Material provided =
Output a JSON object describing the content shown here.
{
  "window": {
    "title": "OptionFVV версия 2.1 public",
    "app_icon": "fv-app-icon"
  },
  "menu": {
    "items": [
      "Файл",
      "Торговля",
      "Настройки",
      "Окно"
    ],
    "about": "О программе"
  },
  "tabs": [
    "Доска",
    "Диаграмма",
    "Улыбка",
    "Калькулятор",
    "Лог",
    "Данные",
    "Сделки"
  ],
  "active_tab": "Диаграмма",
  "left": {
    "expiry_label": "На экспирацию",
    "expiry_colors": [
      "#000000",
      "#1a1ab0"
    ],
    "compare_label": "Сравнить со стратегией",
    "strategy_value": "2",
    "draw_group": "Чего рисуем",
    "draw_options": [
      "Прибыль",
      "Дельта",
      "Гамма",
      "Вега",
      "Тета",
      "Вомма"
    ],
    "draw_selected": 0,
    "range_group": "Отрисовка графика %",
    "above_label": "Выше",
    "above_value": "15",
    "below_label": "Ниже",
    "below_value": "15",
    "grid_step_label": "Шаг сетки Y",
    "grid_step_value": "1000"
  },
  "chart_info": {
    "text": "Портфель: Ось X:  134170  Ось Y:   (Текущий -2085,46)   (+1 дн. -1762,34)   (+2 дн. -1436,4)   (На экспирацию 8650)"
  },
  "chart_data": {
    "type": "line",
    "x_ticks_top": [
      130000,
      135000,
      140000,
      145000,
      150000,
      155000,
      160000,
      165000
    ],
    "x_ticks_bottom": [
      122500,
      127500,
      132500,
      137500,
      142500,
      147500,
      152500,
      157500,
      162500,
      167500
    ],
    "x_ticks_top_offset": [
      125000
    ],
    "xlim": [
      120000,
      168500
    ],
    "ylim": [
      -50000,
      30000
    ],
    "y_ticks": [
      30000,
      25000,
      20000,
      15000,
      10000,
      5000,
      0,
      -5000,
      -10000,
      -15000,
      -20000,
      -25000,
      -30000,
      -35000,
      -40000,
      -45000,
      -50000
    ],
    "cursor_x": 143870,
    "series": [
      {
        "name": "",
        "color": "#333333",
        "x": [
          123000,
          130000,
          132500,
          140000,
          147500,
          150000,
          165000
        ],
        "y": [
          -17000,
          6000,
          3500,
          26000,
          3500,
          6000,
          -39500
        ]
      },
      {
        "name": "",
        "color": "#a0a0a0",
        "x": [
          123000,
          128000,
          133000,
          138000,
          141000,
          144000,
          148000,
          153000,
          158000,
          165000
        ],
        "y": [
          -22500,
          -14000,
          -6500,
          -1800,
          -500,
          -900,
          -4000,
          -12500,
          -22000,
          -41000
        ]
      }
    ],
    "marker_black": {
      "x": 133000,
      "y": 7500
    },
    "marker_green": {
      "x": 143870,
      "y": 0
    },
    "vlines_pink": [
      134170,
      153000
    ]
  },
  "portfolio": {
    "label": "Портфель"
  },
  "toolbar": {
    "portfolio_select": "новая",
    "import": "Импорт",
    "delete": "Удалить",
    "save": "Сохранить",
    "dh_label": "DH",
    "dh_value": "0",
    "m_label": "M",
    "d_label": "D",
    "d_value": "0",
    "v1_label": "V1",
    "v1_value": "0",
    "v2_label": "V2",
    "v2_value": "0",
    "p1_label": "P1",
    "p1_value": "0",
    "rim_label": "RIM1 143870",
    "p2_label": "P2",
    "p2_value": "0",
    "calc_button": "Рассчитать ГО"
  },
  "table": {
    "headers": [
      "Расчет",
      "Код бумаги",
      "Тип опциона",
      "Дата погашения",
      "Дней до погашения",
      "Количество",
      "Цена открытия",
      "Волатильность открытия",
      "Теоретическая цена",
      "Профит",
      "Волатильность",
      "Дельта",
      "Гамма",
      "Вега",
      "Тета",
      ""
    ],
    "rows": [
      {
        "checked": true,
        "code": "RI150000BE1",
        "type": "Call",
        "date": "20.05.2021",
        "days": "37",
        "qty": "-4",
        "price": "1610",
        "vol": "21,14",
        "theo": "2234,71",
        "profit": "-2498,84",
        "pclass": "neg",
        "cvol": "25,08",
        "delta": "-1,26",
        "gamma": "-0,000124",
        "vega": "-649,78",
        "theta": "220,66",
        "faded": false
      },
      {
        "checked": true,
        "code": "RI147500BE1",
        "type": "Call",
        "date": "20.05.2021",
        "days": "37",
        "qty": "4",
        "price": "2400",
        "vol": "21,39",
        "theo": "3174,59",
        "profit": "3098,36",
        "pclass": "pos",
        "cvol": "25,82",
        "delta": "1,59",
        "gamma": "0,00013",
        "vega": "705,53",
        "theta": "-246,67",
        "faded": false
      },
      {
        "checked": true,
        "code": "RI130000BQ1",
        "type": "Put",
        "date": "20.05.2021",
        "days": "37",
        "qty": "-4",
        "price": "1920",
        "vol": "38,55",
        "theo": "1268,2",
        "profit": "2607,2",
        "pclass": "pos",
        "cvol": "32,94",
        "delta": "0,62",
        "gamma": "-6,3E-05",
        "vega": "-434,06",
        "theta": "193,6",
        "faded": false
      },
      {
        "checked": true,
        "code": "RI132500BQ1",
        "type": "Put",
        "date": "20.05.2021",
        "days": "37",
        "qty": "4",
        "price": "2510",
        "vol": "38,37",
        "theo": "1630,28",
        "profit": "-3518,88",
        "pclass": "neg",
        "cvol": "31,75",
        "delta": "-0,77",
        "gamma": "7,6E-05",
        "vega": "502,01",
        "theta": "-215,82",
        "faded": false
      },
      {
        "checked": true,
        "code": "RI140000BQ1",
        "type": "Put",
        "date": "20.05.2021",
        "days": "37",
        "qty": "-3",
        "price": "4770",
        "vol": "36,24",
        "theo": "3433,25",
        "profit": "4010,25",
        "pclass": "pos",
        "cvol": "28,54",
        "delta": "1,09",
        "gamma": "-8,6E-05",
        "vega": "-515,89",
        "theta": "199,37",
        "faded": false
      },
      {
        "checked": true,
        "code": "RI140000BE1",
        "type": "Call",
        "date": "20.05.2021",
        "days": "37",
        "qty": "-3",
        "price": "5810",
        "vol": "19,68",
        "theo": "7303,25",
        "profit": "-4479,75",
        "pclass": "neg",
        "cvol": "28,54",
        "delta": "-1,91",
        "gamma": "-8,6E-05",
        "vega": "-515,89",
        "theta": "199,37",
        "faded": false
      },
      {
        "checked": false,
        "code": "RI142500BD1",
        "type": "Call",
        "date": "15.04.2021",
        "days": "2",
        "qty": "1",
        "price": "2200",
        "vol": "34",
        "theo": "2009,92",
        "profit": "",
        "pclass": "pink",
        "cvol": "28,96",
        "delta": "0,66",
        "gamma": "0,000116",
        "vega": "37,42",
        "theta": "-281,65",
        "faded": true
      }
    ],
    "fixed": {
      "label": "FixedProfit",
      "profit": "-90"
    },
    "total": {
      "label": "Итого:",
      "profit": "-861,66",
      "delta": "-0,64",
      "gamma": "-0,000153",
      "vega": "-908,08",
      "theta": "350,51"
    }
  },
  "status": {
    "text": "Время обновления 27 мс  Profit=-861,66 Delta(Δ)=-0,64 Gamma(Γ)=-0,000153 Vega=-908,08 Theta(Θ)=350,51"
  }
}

Task brief = Retype all of the entries precisely as they are.

Written answer =
Output a JSON object describing the content shown here.
{
  "window": {
    "title": "OptionFVV версия 2.1 public",
    "app_icon": "fv-app-icon"
  },
  "menu": {
    "items": [
      "Файл",
      "Торговля",
      "Настройки",
      "Окно"
    ],
    "about": "О программе"
  },
  "tabs": [
    "Доска",
    "Диаграмма",
    "Улыбка",
    "Калькулятор",
    "Лог",
    "Данные",
    "Сделки"
  ],
  "active_tab": "Диаграмма",
  "left": {
    "expiry_label": "На экспирацию",
    "expiry_colors": [
      "#000000",
      "#1a1ab0"
    ],
    "compare_label": "Сравнить со стратегией",
    "strategy_value": "2",
    "draw_group": "Чего рисуем",
    "draw_options": [
      "Прибыль",
      "Дельта",
      "Гамма",
      "Вега",
      "Тета",
      "Вомма"
    ],
    "draw_selected": 0,
    "range_group": "Отрисовка графика %",
    "above_label": "Выше",
    "above_value": "15",
    "below_label": "Ниже",
    "below_value": "15",
    "grid_step_label": "Шаг сетки Y",
    "grid_step_value": "1000"
  },
  "chart_info": {
    "text": "Портфель: Ось X:  134170  Ось Y:   (Текущий -2085,46)   (+1 дн. -1762,34)   (+2 дн. -1436,4)   (На экспирацию 8650)"
  },
  "chart_data": {
    "type": "line",
    "x_ticks_top": [
      130000,
      135000,
      140000,
      145000,
      150000,
      155000,
      160000,
      165000
    ],
    "x_ticks_bottom": [
      122500,
      127500,
      132500,
      137500,
      142500,
      147500,
      152500,
      157500,
      162500,
      167500
    ],
    "x_ticks_top_offset": [
      125000
    ],
    "xlim": [
      120000,
      168500
    ],
    "ylim": [
      -50000,
      30000
    ],
    "y_ticks": [
      30000,
      25000,
      20000,
      15000,
      10000,
      5000,
      0,
      -5000,
      -10000,
      -15000,
      -20000,
      -25000,
      -30000,
      -35000,
      -40000,
      -45000,
      -50000
    ],
    "cursor_x": 143870,
    "series": [
      {
        "name": "",
        "color": "#333333",
        "x": [
          123000,
          130000,
          132500,
          140000,
          147500,
          150000,
          165000
        ],
        "y": [
          -17000,
          6000,
          3500,
          26000,
          3500,
          6000,
          -39500
        ]
      },
      {
        "name": "",
        "color": "#a0a0a0",
        "x": [
          123000,
          128000,
          133000,
          138000,
          141000,
          144000,
          148000,
          153000,
          158000,
          165000
        ],
        "y": [
          -22500,
          -14000,
          -6500,
          -1800,
          -500,
          -900,
          -4000,
          -12500,
          -22000,
          -41000
        ]
      }
    ],
    "marker_black": {
      "x": 133000,
      "y": 7500
    },
    "marker_green": {
      "x": 143870,
      "y": 0
    },
    "vlines_pink": [
      134170,
      153000
    ]
  },
  "portfolio": {
    "label": "Портфель"
  },
  "toolbar": {
    "portfolio_select": "новая",
    "import": "Импорт",
    "delete": "Удалить",
    "save": "Сохранить",
    "dh_label": "DH",
    "dh_value": "0",
    "m_label": "M",
    "d_label": "D",
    "d_value": "0",
    "v1_label": "V1",
    "v1_value": "0",
    "v2_label": "V2",
    "v2_value": "0",
    "p1_label": "P1",
    "p1_value": "0",
    "rim_label": "RIM1 143870",
    "p2_label": "P2",
    "p2_value": "0",
    "calc_button": "Рассчитать ГО"
  },
  "table": {
    "headers": [
      "Расчет",
      "Код бумаги",
      "Тип опциона",
      "Дата погашения",
      "Дней до погашения",
      "Количество",
      "Цена открытия",
      "Волатильность открытия",
      "Теоретическая цена",
      "Профит",
      "Волатильность",
      "Дельта",
      "Гамма",
      "Вега",
      "Тета",
      ""
    ],
    "rows": [
      {
        "checked": true,
        "code": "RI150000BE1",
        "type": "Call",
        "date": "20.05.2021",
        "days": "37",
        "qty": "-4",
        "price": "1610",
        "vol": "21,14",
        "theo": "2234,71",
        "profit": "-2498,84",
        "pclass": "neg",
        "cvol": "25,08",
        "delta": "-1,26",
        "gamma": "-0,000124",
        "vega": "-649,78",
        "theta": "220,66",
        "faded": false
      },
      {
        "checked": true,
        "code": "RI147500BE1",
        "type": "Call",
        "date": "20.05.2021",
        "days": "37",
        "qty": "4",
        "price": "2400",
        "vol": "21,39",
        "theo": "3174,59",
        "profit": "3098,36",
        "pclass": "pos",
        "cvol": "25,82",
        "delta": "1,59",
        "gamma": "0,00013",
        "vega": "705,53",
        "theta": "-246,67",
        "faded": false
      },
      {
        "checked": true,
        "code": "RI130000BQ1",
        "type": "Put",
        "date": "20.05.2021",
        "days": "37",
        "qty": "-4",
        "price": "1920",
        "vol": "38,55",
        "theo": "1268,2",
        "profit": "2607,2",
        "pclass": "pos",
        "cvol": "32,94",
        "delta": "0,62",
        "gamma": "-6,3E-05",
        "vega": "-434,06",
        "theta": "193,6",
        "faded": false
      },
      {
        "checked": true,
        "code": "RI132500BQ1",
        "type": "Put",
        "date": "20.05.2021",
        "days": "37",
        "qty": "4",
        "price": "2510",
        "vol": "38,37",
        "theo": "1630,28",
        "profit": "-3518,88",
        "pclass": "neg",
        "cvol": "31,75",
        "delta": "-0,77",
        "gamma": "7,6E-05",
        "vega": "502,01",
        "theta": "-215,82",
        "faded": false
      },
      {
        "checked": true,
        "code": "RI140000BQ1",
        "type": "Put",
        "date": "20.05.2021",
        "days": "37",
        "qty": "-3",
        "price": "4770",
        "vol": "36,24",
        "theo": "3433,25",
        "profit": "4010,25",
        "pclass": "pos",
        "cvol": "28,54",
        "delta": "1,09",
        "gamma": "-8,6E-05",
        "vega": "-515,89",
        "theta": "199,37",
        "faded": false
      },
      {
        "checked": true,
        "code": "RI140000BE1",
        "type": "Call",
        "date": "20.05.2021",
        "days": "37",
        "qty": "-3",
        "price": "5810",
        "vol": "19,68",
        "theo": "7303,25",
        "profit": "-4479,75",
        "pclass": "neg",
        "cvol": "28,54",
        "delta": "-1,91",
        "gamma": "-8,6E-05",
        "vega": "-515,89",
        "theta": "199,37",
        "faded": false
      },
      {
        "checked": false,
        "code": "RI142500BD1",
        "type": "Call",
        "date": "15.04.2021",
        "days": "2",
        "qty": "1",
        "price": "2200",
        "vol": "34",
        "theo": "2009,92",
        "profit": "",
        "pclass": "pink",
        "cvol": "28,96",
        "delta": "0,66",
        "gamma": "0,000116",
        "vega": "37,42",
        "theta": "-281,65",
        "faded": true
      }
    ],
    "fixed": {
      "label": "FixedProfit",
      "profit": "-90"
    },
    "total": {
      "label": "Итого:",
      "profit": "-861,66",
      "delta": "-0,64",
      "gamma": "-0,000153",
      "vega": "-908,08",
      "theta": "350,51"
    }
  },
  "status": {
    "text": "Время обновления 27 мс  Profit=-861,66 Delta(Δ)=-0,64 Gamma(Γ)=-0,000153 Vega=-908,08 Theta(Θ)=350,51"
  }
}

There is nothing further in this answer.